● **JOB**
Every line below that includes "Number" counts toward the total. Report that total alone.

● **THE INPUT**
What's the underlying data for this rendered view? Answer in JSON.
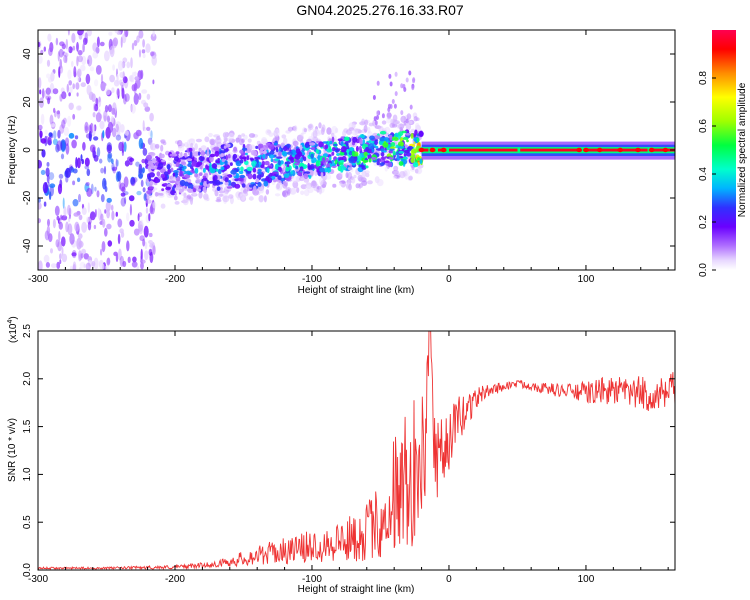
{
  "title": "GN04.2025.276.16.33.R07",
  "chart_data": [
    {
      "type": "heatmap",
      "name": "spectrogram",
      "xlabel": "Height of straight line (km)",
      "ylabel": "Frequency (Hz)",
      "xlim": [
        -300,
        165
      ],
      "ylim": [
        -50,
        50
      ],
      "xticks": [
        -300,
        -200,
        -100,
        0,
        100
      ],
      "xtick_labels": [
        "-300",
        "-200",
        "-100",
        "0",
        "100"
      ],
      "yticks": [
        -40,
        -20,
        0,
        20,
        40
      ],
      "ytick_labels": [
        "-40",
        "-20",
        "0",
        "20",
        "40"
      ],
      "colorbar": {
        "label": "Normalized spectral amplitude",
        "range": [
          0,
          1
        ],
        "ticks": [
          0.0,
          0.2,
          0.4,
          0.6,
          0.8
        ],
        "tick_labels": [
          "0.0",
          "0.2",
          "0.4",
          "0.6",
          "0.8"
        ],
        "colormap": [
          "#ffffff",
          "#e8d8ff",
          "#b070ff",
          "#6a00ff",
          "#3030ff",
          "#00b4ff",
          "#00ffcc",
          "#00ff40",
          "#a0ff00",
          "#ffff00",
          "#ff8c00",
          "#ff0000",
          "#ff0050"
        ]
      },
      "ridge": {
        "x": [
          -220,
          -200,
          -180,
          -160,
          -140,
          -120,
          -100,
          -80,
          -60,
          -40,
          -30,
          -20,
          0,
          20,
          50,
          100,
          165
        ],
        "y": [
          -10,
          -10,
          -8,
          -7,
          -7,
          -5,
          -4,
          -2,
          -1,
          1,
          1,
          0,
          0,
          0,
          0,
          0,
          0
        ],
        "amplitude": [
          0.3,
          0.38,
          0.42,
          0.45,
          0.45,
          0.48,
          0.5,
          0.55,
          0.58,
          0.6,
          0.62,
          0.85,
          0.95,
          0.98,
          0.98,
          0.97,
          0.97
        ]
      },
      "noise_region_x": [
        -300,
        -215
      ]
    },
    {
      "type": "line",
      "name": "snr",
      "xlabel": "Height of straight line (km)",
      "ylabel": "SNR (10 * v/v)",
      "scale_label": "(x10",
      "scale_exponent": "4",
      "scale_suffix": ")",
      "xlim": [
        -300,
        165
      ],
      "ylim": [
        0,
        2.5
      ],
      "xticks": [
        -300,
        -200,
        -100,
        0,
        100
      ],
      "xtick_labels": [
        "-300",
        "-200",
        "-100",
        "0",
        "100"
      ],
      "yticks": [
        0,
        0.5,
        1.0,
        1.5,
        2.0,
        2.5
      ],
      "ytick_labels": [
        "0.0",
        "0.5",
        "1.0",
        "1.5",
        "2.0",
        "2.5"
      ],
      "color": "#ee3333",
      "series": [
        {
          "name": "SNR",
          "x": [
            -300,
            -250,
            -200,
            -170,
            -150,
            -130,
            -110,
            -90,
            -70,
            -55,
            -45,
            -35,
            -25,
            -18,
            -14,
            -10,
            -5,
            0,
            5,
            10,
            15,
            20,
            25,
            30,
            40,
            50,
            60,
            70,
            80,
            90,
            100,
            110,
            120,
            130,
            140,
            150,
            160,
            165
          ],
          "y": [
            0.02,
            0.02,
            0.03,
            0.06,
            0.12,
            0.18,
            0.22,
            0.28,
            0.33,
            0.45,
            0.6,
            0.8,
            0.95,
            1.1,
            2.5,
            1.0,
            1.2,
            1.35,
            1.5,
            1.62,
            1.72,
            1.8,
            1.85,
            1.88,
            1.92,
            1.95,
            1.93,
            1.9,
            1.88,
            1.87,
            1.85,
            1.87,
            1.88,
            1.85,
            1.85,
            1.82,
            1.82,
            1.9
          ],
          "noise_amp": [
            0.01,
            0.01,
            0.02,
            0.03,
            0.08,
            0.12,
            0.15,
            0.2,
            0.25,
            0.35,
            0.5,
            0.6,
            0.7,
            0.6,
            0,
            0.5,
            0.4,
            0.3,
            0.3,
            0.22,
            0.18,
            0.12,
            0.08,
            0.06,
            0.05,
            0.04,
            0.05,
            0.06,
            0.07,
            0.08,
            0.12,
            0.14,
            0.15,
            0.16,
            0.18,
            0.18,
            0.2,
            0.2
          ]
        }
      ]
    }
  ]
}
...
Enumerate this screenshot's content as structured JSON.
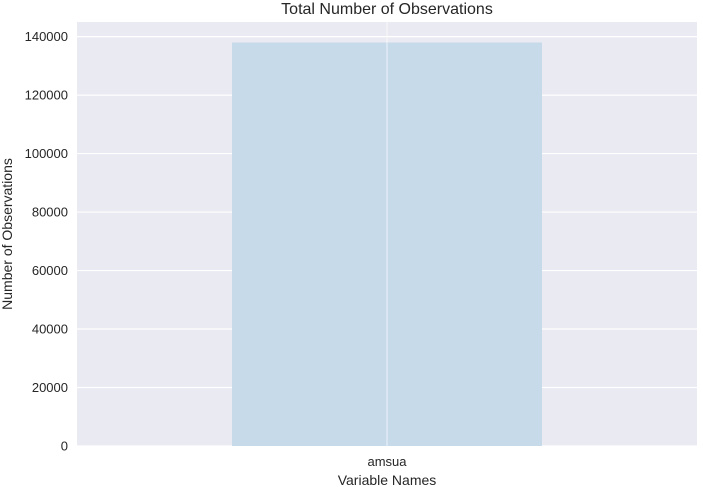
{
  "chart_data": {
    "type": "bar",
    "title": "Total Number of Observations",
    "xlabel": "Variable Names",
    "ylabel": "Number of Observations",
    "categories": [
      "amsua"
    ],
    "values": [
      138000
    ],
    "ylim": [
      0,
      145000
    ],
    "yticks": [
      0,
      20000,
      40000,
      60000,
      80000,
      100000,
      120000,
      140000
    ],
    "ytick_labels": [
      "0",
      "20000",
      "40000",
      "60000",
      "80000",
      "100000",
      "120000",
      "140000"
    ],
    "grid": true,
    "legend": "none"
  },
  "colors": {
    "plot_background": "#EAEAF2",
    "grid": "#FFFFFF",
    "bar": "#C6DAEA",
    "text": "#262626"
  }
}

● **COMPLETE RESPONSE**
2